- [Do this]:
Take down each entry exactly as written.
::: Records shown :::
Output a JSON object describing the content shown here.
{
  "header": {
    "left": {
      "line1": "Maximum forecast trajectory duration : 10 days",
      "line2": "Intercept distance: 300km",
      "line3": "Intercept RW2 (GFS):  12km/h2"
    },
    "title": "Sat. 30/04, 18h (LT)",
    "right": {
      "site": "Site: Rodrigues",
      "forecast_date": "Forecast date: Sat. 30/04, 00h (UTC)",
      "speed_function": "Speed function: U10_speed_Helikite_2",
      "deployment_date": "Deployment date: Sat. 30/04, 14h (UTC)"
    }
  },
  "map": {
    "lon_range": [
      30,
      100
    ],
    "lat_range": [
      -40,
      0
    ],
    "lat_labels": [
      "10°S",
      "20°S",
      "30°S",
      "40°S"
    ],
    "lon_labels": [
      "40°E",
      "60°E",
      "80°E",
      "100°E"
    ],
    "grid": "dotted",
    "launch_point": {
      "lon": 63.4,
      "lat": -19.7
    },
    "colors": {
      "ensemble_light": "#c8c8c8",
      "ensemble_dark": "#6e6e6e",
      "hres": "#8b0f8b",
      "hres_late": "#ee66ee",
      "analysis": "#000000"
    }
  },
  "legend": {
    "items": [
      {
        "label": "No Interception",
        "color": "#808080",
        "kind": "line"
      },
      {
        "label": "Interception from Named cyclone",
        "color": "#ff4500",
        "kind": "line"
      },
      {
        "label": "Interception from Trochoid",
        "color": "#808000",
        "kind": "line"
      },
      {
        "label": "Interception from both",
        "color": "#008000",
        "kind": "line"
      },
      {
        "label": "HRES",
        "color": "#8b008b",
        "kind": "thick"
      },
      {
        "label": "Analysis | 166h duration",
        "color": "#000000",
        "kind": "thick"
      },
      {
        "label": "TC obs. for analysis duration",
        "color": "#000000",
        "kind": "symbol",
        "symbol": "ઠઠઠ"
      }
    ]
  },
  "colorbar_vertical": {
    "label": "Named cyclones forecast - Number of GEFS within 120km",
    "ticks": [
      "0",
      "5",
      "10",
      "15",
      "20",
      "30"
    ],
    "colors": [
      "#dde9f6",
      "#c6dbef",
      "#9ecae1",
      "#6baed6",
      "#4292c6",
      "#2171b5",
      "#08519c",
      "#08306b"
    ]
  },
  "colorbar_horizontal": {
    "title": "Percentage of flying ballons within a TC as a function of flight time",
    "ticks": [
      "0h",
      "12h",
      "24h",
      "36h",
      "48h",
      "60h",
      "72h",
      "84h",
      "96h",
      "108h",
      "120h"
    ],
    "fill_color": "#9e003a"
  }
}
:::
- [Solution]:
Output a JSON object describing the content shown here.
{
  "header": {
    "left": {
      "line1": "Maximum forecast trajectory duration : 10 days",
      "line2": "Intercept distance: 300km",
      "line3": "Intercept RW2 (GFS):  12km/h2"
    },
    "title": "Sat. 30/04, 18h (LT)",
    "right": {
      "site": "Site: Rodrigues",
      "forecast_date": "Forecast date: Sat. 30/04, 00h (UTC)",
      "speed_function": "Speed function: U10_speed_Helikite_2",
      "deployment_date": "Deployment date: Sat. 30/04, 14h (UTC)"
    }
  },
  "map": {
    "lon_range": [
      30,
      100
    ],
    "lat_range": [
      -40,
      0
    ],
    "lat_labels": [
      "10°S",
      "20°S",
      "30°S",
      "40°S"
    ],
    "lon_labels": [
      "40°E",
      "60°E",
      "80°E",
      "100°E"
    ],
    "grid": "dotted",
    "launch_point": {
      "lon": 63.4,
      "lat": -19.7
    },
    "colors": {
      "ensemble_light": "#c8c8c8",
      "ensemble_dark": "#6e6e6e",
      "hres": "#8b0f8b",
      "hres_late": "#ee66ee",
      "analysis": "#000000"
    }
  },
  "legend": {
    "items": [
      {
        "label": "No Interception",
        "color": "#808080",
        "kind": "line"
      },
      {
        "label": "Interception from Named cyclone",
        "color": "#ff4500",
        "kind": "line"
      },
      {
        "label": "Interception from Trochoid",
        "color": "#808000",
        "kind": "line"
      },
      {
        "label": "Interception from both",
        "color": "#008000",
        "kind": "line"
      },
      {
        "label": "HRES",
        "color": "#8b008b",
        "kind": "thick"
      },
      {
        "label": "Analysis | 166h duration",
        "color": "#000000",
        "kind": "thick"
      },
      {
        "label": "TC obs. for analysis duration",
        "color": "#000000",
        "kind": "symbol",
        "symbol": "ઠઠઠ"
      }
    ]
  },
  "colorbar_vertical": {
    "label": "Named cyclones forecast - Number of GEFS within 120km",
    "ticks": [
      "0",
      "5",
      "10",
      "15",
      "20",
      "30"
    ],
    "colors": [
      "#dde9f6",
      "#c6dbef",
      "#9ecae1",
      "#6baed6",
      "#4292c6",
      "#2171b5",
      "#08519c",
      "#08306b"
    ]
  },
  "colorbar_horizontal": {
    "title": "Percentage of flying ballons within a TC as a function of flight time",
    "ticks": [
      "0h",
      "12h",
      "24h",
      "36h",
      "48h",
      "60h",
      "72h",
      "84h",
      "96h",
      "108h",
      "120h"
    ],
    "fill_color": "#9e003a"
  }
}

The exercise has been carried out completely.